Dataset items
================
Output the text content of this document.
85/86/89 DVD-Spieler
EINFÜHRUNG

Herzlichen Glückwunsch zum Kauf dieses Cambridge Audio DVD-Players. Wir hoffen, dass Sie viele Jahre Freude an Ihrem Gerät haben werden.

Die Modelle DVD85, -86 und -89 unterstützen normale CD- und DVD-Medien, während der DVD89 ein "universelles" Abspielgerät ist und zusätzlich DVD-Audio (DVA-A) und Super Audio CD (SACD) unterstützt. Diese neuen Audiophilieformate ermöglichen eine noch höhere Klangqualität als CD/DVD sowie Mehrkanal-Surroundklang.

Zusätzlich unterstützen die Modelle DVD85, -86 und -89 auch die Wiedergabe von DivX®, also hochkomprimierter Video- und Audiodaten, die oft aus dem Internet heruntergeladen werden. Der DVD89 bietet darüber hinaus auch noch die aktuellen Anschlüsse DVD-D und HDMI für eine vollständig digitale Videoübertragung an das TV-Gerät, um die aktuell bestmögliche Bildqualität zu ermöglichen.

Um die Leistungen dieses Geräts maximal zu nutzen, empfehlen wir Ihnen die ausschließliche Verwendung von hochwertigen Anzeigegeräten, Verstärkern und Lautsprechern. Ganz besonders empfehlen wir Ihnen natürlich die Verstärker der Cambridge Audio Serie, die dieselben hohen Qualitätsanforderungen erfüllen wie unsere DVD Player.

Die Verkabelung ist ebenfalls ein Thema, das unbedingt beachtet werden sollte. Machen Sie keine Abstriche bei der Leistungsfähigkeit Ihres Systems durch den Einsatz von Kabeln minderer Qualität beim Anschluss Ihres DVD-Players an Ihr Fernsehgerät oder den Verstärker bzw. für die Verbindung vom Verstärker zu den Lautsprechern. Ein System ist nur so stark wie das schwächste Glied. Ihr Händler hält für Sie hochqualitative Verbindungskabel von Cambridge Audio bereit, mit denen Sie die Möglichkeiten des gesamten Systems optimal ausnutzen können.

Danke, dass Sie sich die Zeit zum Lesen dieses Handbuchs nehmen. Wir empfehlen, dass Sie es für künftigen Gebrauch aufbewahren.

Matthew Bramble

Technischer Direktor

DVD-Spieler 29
================
§ The problem:
Copy every record exactly as presented.

§ Exercise solution:
Output the text content of this document.
85/86/89 DVD-Spieler
EINFÜHRUNG

Herzlichen Glückwunsch zum Kauf dieses Cambridge Audio DVD-Players. Wir hoffen, dass Sie viele Jahre Freude an Ihrem Gerät haben werden.

Die Modelle DVD85, -86 und -89 unterstützen normale CD- und DVD-Medien, während der DVD89 ein "universelles" Abspielgerät ist und zusätzlich DVD-Audio (DVA-A) und Super Audio CD (SACD) unterstützt. Diese neuen Audiophilieformate ermöglichen eine noch höhere Klangqualität als CD/DVD sowie Mehrkanal-Surroundklang.

Zusätzlich unterstützen die Modelle DVD85, -86 und -89 auch die Wiedergabe von DivX®, also hochkomprimierter Video- und Audiodaten, die oft aus dem Internet heruntergeladen werden. Der DVD89 bietet darüber hinaus auch noch die aktuellen Anschlüsse DVD-D und HDMI für eine vollständig digitale Videoübertragung an das TV-Gerät, um die aktuell bestmögliche Bildqualität zu ermöglichen.

Um die Leistungen dieses Geräts maximal zu nutzen, empfehlen wir Ihnen die ausschließliche Verwendung von hochwertigen Anzeigegeräten, Verstärkern und Lautsprechern. Ganz besonders empfehlen wir Ihnen natürlich die Verstärker der Cambridge Audio Serie, die dieselben hohen Qualitätsanforderungen erfüllen wie unsere DVD Player.

Die Verkabelung ist ebenfalls ein Thema, das unbedingt beachtet werden sollte. Machen Sie keine Abstriche bei der Leistungsfähigkeit Ihres Systems durch den Einsatz von Kabeln minderer Qualität beim Anschluss Ihres DVD-Players an Ihr Fernsehgerät oder den Verstärker bzw. für die Verbindung vom Verstärker zu den Lautsprechern. Ein System ist nur so stark wie das schwächste Glied. Ihr Händler hält für Sie hochqualitative Verbindungskabel von Cambridge Audio bereit, mit denen Sie die Möglichkeiten des gesamten Systems optimal ausnutzen können.

Danke, dass Sie sich die Zeit zum Lesen dieses Handbuchs nehmen. Wir empfehlen, dass Sie es für künftigen Gebrauch aufbewahren.

Matthew Bramble

Technischer Direktor

DVD-Spieler 29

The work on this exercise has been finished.